A run of records:
++++++

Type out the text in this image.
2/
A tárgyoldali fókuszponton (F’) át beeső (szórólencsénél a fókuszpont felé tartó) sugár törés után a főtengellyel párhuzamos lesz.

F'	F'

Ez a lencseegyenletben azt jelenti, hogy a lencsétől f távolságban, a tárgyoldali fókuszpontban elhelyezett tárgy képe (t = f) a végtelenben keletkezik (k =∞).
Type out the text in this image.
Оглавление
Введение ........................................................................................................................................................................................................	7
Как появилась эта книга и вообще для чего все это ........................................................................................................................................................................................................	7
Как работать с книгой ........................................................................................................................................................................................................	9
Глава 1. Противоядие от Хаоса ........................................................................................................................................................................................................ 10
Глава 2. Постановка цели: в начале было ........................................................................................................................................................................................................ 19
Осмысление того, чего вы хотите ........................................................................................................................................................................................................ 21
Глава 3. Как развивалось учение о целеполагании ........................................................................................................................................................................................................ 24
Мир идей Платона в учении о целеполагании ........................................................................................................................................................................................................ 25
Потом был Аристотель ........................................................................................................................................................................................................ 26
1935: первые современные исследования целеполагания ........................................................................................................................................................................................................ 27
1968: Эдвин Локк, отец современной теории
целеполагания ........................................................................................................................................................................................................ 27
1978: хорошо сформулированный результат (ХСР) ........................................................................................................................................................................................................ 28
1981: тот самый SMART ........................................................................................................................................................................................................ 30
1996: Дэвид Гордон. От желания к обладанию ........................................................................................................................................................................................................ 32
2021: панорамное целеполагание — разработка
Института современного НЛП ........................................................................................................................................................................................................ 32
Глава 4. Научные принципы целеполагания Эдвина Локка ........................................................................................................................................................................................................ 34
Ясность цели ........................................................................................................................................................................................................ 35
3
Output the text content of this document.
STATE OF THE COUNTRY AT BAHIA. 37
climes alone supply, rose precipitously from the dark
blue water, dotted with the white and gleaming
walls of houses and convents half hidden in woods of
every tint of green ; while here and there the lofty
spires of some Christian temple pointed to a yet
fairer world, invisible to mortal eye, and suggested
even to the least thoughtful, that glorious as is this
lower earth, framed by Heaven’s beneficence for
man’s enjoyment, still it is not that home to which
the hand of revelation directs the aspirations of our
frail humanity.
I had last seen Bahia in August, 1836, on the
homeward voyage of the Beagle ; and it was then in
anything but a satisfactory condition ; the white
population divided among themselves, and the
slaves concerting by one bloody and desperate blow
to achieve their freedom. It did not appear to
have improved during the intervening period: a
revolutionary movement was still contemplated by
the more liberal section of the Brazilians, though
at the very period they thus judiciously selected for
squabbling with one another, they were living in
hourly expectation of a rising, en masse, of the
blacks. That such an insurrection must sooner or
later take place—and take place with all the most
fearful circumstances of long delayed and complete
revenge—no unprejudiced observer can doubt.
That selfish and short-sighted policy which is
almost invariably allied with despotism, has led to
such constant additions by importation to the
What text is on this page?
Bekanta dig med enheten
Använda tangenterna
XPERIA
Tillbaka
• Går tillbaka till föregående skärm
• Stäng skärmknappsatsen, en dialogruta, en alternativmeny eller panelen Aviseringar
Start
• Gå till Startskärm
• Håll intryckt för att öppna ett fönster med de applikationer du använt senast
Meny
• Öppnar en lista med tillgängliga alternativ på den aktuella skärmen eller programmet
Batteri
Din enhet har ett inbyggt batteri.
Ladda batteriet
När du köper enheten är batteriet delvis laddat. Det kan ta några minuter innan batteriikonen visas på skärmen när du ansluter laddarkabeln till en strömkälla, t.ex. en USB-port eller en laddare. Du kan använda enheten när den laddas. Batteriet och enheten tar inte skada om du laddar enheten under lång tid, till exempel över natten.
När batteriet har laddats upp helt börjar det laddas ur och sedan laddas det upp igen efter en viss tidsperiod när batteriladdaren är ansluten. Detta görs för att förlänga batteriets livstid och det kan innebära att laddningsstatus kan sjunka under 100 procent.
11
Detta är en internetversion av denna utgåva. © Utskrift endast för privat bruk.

++++++

• [WORK INSTRUCTIONS]
Where a line in the entries holds the word "batteriet", copy that line.

• [EXERCISE ANSWER]
Ladda batteriet
När du köper enheten är batteriet delvis laddat. Det kan ta några minuter innan batteriikonen visas på skärmen när du ansluter laddarkabeln till en strömkälla, t.ex. en USB-port eller en laddare. Du kan använda enheten när den laddas. Batteriet och enheten tar inte skada om du laddar enheten under lång tid, till exempel över natten.
När batteriet har laddats upp helt börjar det laddas ur och sedan laddas det upp igen efter en viss tidsperiod när batteriladdaren är ansluten. Detta görs för att förlänga batteriets livstid och det kan innebära att laddningsstatus kan sjunka under 100 procent.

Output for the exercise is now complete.